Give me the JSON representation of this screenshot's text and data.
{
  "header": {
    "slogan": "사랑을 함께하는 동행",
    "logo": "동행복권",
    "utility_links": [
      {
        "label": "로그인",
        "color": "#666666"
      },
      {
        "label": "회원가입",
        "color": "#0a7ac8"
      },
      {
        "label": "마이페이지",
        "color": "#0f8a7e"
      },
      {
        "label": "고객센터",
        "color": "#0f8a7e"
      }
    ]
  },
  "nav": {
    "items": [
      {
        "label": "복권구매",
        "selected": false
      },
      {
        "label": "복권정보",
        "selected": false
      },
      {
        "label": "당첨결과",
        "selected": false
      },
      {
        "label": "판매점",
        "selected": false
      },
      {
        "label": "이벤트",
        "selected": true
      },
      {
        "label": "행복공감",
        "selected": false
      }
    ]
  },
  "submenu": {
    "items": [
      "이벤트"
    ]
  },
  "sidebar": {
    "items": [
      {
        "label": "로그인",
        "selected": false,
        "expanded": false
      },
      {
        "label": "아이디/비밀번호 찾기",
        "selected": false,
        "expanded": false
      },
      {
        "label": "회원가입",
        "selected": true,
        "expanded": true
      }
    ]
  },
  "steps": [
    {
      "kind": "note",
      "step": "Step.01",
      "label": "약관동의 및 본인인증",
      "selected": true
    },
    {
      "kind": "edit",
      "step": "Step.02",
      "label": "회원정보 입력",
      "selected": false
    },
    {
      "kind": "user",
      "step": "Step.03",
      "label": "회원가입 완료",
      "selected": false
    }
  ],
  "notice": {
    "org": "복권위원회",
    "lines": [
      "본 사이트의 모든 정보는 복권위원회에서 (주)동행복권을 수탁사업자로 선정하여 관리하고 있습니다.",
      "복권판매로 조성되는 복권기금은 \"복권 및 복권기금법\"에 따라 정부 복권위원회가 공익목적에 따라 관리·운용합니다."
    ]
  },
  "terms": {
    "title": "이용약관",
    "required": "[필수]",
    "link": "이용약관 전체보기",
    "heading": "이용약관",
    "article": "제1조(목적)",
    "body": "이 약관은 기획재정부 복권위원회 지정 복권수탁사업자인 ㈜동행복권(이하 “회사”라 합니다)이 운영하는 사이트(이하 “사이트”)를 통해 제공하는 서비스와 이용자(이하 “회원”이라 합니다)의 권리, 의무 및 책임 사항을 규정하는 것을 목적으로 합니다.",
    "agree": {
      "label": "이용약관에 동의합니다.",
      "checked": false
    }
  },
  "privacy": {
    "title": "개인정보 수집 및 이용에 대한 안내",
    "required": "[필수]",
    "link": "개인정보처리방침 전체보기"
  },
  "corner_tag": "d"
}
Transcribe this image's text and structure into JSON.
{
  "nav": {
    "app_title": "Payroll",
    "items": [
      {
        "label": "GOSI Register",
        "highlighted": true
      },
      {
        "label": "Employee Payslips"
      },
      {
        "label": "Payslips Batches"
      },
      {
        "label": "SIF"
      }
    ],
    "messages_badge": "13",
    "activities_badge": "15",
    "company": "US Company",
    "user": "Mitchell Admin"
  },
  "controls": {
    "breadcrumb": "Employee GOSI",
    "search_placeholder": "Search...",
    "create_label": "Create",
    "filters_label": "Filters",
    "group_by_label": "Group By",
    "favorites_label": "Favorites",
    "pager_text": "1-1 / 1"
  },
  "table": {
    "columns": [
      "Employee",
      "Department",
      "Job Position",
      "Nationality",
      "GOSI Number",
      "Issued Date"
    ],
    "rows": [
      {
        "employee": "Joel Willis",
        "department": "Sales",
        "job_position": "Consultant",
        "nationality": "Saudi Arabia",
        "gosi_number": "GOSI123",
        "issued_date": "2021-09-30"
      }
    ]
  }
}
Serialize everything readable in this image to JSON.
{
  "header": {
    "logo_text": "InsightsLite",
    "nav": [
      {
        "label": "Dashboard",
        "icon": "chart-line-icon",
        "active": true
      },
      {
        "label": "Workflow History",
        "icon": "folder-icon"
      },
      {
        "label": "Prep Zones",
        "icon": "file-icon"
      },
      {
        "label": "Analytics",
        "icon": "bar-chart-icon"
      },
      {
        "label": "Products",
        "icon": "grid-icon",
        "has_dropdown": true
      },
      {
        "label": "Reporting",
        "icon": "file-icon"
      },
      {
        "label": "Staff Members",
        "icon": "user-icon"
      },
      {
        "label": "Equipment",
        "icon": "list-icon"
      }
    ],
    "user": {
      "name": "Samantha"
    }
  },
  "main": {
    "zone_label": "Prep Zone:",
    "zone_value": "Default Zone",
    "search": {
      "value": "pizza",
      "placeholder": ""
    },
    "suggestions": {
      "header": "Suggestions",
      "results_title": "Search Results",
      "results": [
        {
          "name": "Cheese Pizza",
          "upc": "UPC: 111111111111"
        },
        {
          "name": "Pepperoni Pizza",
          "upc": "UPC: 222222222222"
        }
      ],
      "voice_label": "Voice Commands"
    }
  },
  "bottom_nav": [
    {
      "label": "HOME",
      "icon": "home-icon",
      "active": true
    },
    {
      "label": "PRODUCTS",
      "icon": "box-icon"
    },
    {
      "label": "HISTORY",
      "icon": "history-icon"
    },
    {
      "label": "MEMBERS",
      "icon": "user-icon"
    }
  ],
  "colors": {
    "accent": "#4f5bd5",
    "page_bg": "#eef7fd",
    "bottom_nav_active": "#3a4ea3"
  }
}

————

# Short problem
Reproduce each record exactly as it appears.

# The solution
Give me the JSON representation of this screenshot's text and data.
{
  "header": {
    "slogan": "사랑을 함께하는 동행",
    "logo": "동행복권",
    "utility_links": [
      {
        "label": "로그인",
        "color": "#666666"
      },
      {
        "label": "회원가입",
        "color": "#0a7ac8"
      },
      {
        "label": "마이페이지",
        "color": "#0f8a7e"
      },
      {
        "label": "고객센터",
        "color": "#0f8a7e"
      }
    ]
  },
  "nav": {
    "items": [
      {
        "label": "복권구매",
        "selected": false
      },
      {
        "label": "복권정보",
        "selected": false
      },
      {
        "label": "당첨결과",
        "selected": false
      },
      {
        "label": "판매점",
        "selected": false
      },
      {
        "label": "이벤트",
        "selected": true
      },
      {
        "label": "행복공감",
        "selected": false
      }
    ]
  },
  "submenu": {
    "items": [
      "이벤트"
    ]
  },
  "sidebar": {
    "items": [
      {
        "label": "로그인",
        "selected": false,
        "expanded": false
      },
      {
        "label": "아이디/비밀번호 찾기",
        "selected": false,
        "expanded": false
      },
      {
        "label": "회원가입",
        "selected": true,
        "expanded": true
      }
    ]
  },
  "steps": [
    {
      "kind": "note",
      "step": "Step.01",
      "label": "약관동의 및 본인인증",
      "selected": true
    },
    {
      "kind": "edit",
      "step": "Step.02",
      "label": "회원정보 입력",
      "selected": false
    },
    {
      "kind": "user",
      "step": "Step.03",
      "label": "회원가입 완료",
      "selected": false
    }
  ],
  "notice": {
    "org": "복권위원회",
    "lines": [
      "본 사이트의 모든 정보는 복권위원회에서 (주)동행복권을 수탁사업자로 선정하여 관리하고 있습니다.",
      "복권판매로 조성되는 복권기금은 \"복권 및 복권기금법\"에 따라 정부 복권위원회가 공익목적에 따라 관리·운용합니다."
    ]
  },
  "terms": {
    "title": "이용약관",
    "required": "[필수]",
    "link": "이용약관 전체보기",
    "heading": "이용약관",
    "article": "제1조(목적)",
    "body": "이 약관은 기획재정부 복권위원회 지정 복권수탁사업자인 ㈜동행복권(이하 “회사”라 합니다)이 운영하는 사이트(이하 “사이트”)를 통해 제공하는 서비스와 이용자(이하 “회원”이라 합니다)의 권리, 의무 및 책임 사항을 규정하는 것을 목적으로 합니다.",
    "agree": {
      "label": "이용약관에 동의합니다.",
      "checked": false
    }
  },
  "privacy": {
    "title": "개인정보 수집 및 이용에 대한 안내",
    "required": "[필수]",
    "link": "개인정보처리방침 전체보기"
  },
  "corner_tag": "d"
}
Transcribe this image's text and structure into JSON.
{
  "nav": {
    "app_title": "Payroll",
    "items": [
      {
        "label": "GOSI Register",
        "highlighted": true
      },
      {
        "label": "Employee Payslips"
      },
      {
        "label": "Payslips Batches"
      },
      {
        "label": "SIF"
      }
    ],
    "messages_badge": "13",
    "activities_badge": "15",
    "company": "US Company",
    "user": "Mitchell Admin"
  },
  "controls": {
    "breadcrumb": "Employee GOSI",
    "search_placeholder": "Search...",
    "create_label": "Create",
    "filters_label": "Filters",
    "group_by_label": "Group By",
    "favorites_label": "Favorites",
    "pager_text": "1-1 / 1"
  },
  "table": {
    "columns": [
      "Employee",
      "Department",
      "Job Position",
      "Nationality",
      "GOSI Number",
      "Issued Date"
    ],
    "rows": [
      {
        "employee": "Joel Willis",
        "department": "Sales",
        "job_position": "Consultant",
        "nationality": "Saudi Arabia",
        "gosi_number": "GOSI123",
        "issued_date": "2021-09-30"
      }
    ]
  }
}
Serialize everything readable in this image to JSON.
{
  "header": {
    "logo_text": "InsightsLite",
    "nav": [
      {
        "label": "Dashboard",
        "icon": "chart-line-icon",
        "active": true
      },
      {
        "label": "Workflow History",
        "icon": "folder-icon"
      },
      {
        "label": "Prep Zones",
        "icon": "file-icon"
      },
      {
        "label": "Analytics",
        "icon": "bar-chart-icon"
      },
      {
        "label": "Products",
        "icon": "grid-icon",
        "has_dropdown": true
      },
      {
        "label": "Reporting",
        "icon": "file-icon"
      },
      {
        "label": "Staff Members",
        "icon": "user-icon"
      },
      {
        "label": "Equipment",
        "icon": "list-icon"
      }
    ],
    "user": {
      "name": "Samantha"
    }
  },
  "main": {
    "zone_label": "Prep Zone:",
    "zone_value": "Default Zone",
    "search": {
      "value": "pizza",
      "placeholder": ""
    },
    "suggestions": {
      "header": "Suggestions",
      "results_title": "Search Results",
      "results": [
        {
          "name": "Cheese Pizza",
          "upc": "UPC: 111111111111"
        },
        {
          "name": "Pepperoni Pizza",
          "upc": "UPC: 222222222222"
        }
      ],
      "voice_label": "Voice Commands"
    }
  },
  "bottom_nav": [
    {
      "label": "HOME",
      "icon": "home-icon",
      "active": true
    },
    {
      "label": "PRODUCTS",
      "icon": "box-icon"
    },
    {
      "label": "HISTORY",
      "icon": "history-icon"
    },
    {
      "label": "MEMBERS",
      "icon": "user-icon"
    }
  ],
  "colors": {
    "accent": "#4f5bd5",
    "page_bg": "#eef7fd",
    "bottom_nav_active": "#3a4ea3"
  }
}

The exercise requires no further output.